From the entries below, work out the number of lines that hold the word "also", and give that number alone.

— Begin —

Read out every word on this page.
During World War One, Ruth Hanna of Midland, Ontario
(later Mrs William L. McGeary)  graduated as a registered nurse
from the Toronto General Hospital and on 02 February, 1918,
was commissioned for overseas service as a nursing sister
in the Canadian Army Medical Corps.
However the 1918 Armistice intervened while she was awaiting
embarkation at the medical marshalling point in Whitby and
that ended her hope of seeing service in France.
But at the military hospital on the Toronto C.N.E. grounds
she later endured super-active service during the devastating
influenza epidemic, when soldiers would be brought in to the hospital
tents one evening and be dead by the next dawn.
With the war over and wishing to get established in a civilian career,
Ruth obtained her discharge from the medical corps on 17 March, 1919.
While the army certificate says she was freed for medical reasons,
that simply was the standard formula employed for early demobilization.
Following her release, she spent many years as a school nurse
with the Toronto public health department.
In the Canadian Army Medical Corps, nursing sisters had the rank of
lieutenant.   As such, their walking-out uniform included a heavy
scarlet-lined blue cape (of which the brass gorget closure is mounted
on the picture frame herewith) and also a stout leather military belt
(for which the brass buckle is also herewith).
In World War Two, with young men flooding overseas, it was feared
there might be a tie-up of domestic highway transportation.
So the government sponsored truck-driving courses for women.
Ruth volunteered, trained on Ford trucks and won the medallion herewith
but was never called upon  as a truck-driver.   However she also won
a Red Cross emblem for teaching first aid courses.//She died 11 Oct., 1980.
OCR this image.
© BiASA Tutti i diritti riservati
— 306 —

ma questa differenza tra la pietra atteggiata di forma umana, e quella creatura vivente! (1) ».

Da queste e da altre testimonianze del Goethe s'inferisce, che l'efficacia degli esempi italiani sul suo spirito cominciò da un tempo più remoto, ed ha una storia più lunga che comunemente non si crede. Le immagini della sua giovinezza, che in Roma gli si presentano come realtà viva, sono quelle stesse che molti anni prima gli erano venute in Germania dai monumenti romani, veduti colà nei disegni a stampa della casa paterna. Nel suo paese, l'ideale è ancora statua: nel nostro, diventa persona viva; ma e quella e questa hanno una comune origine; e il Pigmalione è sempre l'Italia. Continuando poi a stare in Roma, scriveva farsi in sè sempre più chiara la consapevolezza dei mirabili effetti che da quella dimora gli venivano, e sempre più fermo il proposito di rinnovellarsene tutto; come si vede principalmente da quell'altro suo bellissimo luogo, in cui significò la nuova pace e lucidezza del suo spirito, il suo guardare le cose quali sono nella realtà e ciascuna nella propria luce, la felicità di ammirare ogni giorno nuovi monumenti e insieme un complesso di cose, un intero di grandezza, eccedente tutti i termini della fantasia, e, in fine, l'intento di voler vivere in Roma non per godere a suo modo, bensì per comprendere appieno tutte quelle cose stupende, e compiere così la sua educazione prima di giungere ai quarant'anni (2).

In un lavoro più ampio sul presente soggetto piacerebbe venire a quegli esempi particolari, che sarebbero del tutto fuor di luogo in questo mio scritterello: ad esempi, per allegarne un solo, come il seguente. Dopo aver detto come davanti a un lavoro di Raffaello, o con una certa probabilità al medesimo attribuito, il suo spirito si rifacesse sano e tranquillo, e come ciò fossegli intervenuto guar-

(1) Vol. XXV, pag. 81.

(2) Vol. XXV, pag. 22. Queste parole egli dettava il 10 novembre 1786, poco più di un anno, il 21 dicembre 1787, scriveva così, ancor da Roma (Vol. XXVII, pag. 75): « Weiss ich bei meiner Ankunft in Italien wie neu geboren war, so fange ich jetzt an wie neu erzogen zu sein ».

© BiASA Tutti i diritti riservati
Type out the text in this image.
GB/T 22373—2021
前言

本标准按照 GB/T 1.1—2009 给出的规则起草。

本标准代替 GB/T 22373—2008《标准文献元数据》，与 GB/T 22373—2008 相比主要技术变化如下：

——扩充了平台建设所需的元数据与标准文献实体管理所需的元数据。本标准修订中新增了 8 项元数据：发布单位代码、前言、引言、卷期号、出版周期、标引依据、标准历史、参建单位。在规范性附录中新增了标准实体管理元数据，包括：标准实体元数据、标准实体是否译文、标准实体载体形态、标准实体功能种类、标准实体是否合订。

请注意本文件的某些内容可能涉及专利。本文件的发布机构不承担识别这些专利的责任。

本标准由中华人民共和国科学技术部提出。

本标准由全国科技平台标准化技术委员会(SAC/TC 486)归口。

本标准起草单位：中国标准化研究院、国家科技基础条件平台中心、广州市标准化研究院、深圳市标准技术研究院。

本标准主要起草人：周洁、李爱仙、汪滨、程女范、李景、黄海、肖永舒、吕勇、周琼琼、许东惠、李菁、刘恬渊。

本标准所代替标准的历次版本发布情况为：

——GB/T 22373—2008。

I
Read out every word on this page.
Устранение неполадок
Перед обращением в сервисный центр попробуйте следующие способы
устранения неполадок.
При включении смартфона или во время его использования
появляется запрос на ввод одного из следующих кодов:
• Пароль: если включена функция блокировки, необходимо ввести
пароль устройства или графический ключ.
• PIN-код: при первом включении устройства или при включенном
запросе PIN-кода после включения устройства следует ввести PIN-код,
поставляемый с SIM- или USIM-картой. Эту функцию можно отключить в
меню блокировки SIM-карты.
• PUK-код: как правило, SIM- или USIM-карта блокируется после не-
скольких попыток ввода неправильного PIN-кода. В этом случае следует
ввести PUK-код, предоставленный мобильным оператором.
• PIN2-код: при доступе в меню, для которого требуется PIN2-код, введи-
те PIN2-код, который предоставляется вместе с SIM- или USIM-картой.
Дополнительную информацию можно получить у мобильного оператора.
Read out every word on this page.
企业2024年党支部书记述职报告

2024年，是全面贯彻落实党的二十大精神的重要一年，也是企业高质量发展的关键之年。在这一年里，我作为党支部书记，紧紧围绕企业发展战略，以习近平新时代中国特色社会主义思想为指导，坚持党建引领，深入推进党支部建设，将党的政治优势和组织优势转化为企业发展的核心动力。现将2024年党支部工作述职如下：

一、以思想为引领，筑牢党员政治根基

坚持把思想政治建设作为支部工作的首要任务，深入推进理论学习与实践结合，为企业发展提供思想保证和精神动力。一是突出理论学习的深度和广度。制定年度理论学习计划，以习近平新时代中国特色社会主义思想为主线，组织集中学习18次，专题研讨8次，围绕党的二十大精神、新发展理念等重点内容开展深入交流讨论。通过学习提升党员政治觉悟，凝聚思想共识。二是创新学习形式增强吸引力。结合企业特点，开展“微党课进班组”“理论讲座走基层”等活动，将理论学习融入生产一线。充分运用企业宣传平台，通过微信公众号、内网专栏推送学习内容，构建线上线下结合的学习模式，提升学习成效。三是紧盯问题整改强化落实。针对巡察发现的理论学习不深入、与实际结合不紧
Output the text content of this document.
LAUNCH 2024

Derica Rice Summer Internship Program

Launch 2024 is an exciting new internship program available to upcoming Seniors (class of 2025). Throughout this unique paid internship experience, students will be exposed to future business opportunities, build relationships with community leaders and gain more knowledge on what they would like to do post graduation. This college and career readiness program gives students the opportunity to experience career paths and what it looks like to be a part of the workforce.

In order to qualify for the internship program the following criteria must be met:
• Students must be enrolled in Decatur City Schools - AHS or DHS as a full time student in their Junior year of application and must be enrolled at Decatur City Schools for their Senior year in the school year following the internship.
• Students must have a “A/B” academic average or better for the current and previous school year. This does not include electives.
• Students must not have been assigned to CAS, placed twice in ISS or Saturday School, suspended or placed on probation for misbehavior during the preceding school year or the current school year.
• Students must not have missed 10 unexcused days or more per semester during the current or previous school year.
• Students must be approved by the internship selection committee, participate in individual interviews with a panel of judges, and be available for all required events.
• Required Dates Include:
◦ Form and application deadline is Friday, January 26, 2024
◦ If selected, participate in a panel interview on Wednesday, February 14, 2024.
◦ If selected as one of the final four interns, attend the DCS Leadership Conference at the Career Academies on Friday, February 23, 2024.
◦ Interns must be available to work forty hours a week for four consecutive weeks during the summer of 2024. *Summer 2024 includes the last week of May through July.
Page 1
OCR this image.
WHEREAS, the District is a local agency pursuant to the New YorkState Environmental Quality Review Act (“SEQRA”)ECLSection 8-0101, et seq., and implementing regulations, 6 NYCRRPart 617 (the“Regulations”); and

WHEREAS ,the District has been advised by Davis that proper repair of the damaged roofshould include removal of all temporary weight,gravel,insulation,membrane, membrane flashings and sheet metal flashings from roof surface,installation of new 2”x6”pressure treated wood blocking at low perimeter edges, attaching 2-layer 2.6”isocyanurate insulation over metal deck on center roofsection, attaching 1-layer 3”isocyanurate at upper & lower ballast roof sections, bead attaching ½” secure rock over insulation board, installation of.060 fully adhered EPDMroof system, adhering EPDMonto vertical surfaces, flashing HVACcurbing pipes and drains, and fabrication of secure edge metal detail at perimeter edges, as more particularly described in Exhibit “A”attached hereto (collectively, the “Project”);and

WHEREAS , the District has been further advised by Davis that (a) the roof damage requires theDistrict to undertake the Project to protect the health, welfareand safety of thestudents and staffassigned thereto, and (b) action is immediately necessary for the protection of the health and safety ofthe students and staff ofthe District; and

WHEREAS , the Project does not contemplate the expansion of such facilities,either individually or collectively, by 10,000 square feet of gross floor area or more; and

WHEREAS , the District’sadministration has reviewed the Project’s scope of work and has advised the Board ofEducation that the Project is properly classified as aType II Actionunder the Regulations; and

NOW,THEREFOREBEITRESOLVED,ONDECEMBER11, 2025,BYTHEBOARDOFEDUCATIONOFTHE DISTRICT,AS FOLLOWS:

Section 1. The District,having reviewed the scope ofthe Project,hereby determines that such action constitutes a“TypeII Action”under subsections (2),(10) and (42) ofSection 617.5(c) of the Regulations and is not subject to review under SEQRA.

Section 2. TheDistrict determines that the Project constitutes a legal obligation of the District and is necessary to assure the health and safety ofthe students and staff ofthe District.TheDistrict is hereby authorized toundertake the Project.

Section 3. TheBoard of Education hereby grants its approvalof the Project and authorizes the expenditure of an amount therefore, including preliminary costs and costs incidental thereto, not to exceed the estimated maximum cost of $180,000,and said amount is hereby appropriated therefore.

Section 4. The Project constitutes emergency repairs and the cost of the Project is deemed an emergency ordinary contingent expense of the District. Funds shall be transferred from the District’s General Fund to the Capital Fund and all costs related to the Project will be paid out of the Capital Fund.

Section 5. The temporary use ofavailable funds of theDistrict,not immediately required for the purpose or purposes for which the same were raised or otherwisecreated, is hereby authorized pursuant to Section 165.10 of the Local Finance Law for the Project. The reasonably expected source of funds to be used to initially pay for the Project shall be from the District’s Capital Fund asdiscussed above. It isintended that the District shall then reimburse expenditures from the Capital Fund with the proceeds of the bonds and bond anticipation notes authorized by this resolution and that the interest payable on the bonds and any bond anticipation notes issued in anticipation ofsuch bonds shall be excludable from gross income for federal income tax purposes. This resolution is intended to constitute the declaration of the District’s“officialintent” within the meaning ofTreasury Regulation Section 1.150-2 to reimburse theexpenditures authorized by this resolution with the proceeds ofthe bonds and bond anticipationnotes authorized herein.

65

— End —

THE RESULT »
3